Figure contents as structured data:
▶
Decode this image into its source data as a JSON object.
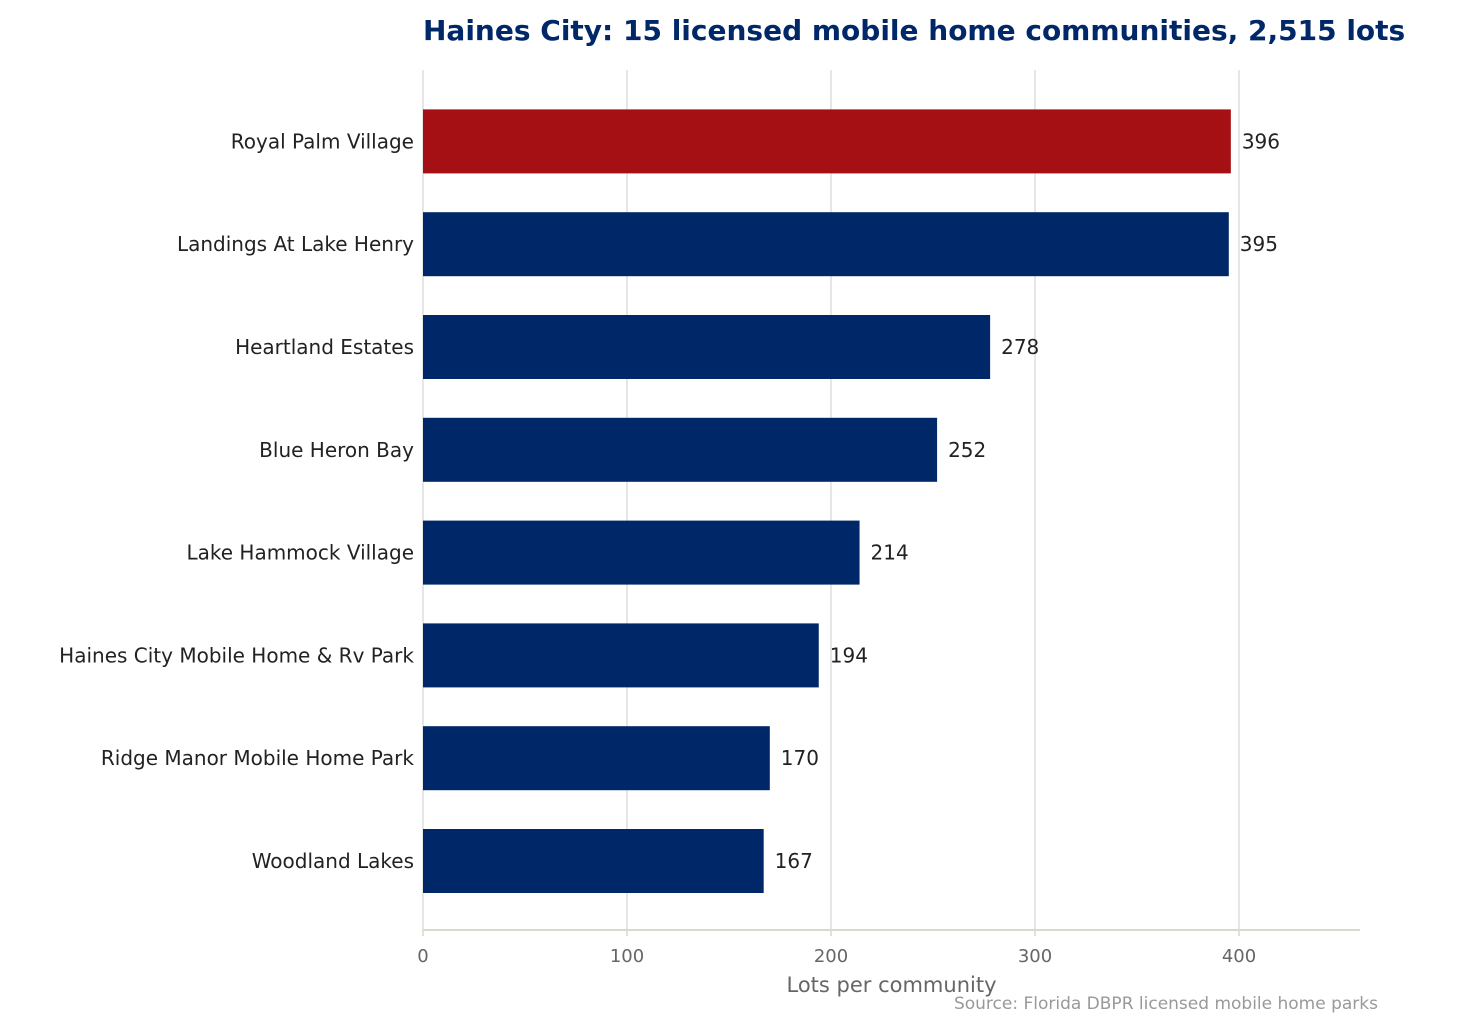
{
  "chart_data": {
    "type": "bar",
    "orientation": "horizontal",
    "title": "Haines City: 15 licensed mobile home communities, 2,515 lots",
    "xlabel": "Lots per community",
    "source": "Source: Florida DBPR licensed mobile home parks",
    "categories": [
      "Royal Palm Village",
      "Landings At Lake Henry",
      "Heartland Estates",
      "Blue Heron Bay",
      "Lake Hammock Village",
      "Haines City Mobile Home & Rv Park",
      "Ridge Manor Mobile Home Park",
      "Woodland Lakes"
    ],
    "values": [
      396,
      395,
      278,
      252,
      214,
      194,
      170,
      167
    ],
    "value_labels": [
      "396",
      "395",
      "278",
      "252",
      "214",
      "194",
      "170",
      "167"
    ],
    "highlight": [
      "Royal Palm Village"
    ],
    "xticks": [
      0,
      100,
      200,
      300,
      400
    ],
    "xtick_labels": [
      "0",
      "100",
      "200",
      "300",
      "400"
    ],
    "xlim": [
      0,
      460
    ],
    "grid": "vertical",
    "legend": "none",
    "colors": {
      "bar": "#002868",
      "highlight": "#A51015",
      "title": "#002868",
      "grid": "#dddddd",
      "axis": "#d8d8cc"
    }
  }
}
◀
▶
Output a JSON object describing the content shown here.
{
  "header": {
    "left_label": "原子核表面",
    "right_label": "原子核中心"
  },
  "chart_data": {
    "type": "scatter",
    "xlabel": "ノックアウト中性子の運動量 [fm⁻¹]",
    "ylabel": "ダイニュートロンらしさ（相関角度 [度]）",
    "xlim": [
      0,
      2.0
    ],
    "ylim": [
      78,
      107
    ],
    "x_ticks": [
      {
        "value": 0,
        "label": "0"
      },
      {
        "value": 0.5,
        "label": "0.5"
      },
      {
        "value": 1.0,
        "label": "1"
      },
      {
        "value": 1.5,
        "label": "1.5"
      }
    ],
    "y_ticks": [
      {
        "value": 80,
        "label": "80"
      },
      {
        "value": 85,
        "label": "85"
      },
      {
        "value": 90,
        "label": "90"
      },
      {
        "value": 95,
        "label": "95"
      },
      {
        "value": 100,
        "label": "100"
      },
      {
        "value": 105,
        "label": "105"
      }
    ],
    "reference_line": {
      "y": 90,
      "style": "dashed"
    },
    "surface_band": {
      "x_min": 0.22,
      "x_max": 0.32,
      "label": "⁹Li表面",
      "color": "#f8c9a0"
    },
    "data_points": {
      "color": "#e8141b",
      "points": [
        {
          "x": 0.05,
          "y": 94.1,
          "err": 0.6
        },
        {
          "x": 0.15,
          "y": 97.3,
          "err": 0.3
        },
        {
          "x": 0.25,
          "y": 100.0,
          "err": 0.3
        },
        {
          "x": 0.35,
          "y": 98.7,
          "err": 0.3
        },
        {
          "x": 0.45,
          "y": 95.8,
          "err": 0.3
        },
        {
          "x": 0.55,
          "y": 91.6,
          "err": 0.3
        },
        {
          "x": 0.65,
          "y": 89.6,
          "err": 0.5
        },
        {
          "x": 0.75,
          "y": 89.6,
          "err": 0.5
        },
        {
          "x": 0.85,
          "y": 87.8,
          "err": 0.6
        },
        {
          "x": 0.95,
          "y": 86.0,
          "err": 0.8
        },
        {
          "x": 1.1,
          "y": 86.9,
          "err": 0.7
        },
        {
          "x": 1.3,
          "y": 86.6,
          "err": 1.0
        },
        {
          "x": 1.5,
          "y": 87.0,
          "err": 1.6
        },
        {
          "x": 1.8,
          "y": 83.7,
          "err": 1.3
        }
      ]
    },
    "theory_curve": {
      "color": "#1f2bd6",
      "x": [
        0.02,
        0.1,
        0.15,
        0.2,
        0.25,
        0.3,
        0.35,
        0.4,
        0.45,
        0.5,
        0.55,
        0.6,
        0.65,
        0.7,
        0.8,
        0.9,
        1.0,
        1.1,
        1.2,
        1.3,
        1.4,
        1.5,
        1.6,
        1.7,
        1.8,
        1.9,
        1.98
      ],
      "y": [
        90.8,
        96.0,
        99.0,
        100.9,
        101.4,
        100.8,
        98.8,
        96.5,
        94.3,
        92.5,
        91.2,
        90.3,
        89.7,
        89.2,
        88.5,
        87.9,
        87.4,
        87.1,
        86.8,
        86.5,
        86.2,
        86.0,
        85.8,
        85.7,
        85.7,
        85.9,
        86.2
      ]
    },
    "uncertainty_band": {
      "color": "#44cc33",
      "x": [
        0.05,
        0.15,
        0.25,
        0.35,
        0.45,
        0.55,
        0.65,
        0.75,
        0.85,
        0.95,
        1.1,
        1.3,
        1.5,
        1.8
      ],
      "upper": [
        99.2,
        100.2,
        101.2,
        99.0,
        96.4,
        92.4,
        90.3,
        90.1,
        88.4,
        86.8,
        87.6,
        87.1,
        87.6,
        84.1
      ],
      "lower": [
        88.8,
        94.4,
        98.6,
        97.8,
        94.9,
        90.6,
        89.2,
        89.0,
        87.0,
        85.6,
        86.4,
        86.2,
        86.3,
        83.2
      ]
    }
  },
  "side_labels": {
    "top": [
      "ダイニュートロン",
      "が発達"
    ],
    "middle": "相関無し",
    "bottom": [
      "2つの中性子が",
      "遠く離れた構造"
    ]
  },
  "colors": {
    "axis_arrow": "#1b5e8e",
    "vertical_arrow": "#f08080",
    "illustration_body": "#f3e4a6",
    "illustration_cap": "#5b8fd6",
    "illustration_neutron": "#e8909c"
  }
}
◀
> _Problem requirements_:
Take every line above carrying "Village" and return it.

> _Output of the exercise_:
      "Royal Palm Village",
      "Lake Hammock Village",
      "Royal Palm Village"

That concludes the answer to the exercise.